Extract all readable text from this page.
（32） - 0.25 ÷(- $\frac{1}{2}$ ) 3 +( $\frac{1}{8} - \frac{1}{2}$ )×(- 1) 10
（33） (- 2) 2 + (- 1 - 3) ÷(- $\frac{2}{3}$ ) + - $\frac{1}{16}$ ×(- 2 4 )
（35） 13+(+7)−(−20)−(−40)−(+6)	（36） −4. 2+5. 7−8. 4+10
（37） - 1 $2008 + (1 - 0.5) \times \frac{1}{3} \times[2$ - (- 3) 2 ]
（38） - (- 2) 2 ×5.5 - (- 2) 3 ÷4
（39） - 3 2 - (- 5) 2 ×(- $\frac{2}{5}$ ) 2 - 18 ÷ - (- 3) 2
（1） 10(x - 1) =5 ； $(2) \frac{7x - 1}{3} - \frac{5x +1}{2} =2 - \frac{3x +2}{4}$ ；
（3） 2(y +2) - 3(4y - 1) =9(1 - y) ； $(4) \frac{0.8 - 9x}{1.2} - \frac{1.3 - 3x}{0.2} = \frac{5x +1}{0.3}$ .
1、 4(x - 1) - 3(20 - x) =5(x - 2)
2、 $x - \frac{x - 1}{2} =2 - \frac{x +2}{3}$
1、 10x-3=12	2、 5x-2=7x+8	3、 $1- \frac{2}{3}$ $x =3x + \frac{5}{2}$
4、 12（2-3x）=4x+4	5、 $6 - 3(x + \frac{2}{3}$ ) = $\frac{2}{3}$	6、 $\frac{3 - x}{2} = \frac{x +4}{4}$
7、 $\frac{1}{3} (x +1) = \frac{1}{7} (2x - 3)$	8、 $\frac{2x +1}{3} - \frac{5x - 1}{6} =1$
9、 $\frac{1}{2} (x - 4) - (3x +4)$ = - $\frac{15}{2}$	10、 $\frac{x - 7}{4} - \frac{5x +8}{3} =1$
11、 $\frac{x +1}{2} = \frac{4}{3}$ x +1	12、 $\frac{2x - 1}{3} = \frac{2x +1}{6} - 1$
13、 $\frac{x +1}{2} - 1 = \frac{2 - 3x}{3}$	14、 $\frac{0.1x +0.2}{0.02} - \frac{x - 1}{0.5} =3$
---*---
The exercise
All of the data above should be transcribed exactly.

Result
Extract all readable text from this page.
（32） - 0.25 ÷(- $\frac{1}{2}$ ) 3 +( $\frac{1}{8} - \frac{1}{2}$ )×(- 1) 10
（33） (- 2) 2 + (- 1 - 3) ÷(- $\frac{2}{3}$ ) + - $\frac{1}{16}$ ×(- 2 4 )
（35） 13+(+7)−(−20)−(−40)−(+6)	（36） −4. 2+5. 7−8. 4+10
（37） - 1 $2008 + (1 - 0.5) \times \frac{1}{3} \times[2$ - (- 3) 2 ]
（38） - (- 2) 2 ×5.5 - (- 2) 3 ÷4
（39） - 3 2 - (- 5) 2 ×(- $\frac{2}{5}$ ) 2 - 18 ÷ - (- 3) 2
（1） 10(x - 1) =5 ； $(2) \frac{7x - 1}{3} - \frac{5x +1}{2} =2 - \frac{3x +2}{4}$ ；
（3） 2(y +2) - 3(4y - 1) =9(1 - y) ； $(4) \frac{0.8 - 9x}{1.2} - \frac{1.3 - 3x}{0.2} = \frac{5x +1}{0.3}$ .
1、 4(x - 1) - 3(20 - x) =5(x - 2)
2、 $x - \frac{x - 1}{2} =2 - \frac{x +2}{3}$
1、 10x-3=12	2、 5x-2=7x+8	3、 $1- \frac{2}{3}$ $x =3x + \frac{5}{2}$
4、 12（2-3x）=4x+4	5、 $6 - 3(x + \frac{2}{3}$ ) = $\frac{2}{3}$	6、 $\frac{3 - x}{2} = \frac{x +4}{4}$
7、 $\frac{1}{3} (x +1) = \frac{1}{7} (2x - 3)$	8、 $\frac{2x +1}{3} - \frac{5x - 1}{6} =1$
9、 $\frac{1}{2} (x - 4) - (3x +4)$ = - $\frac{15}{2}$	10、 $\frac{x - 7}{4} - \frac{5x +8}{3} =1$
11、 $\frac{x +1}{2} = \frac{4}{3}$ x +1	12、 $\frac{2x - 1}{3} = \frac{2x +1}{6} - 1$
13、 $\frac{x +1}{2} - 1 = \frac{2 - 3x}{3}$	14、 $\frac{0.1x +0.2}{0.02} - \frac{x - 1}{0.5} =3$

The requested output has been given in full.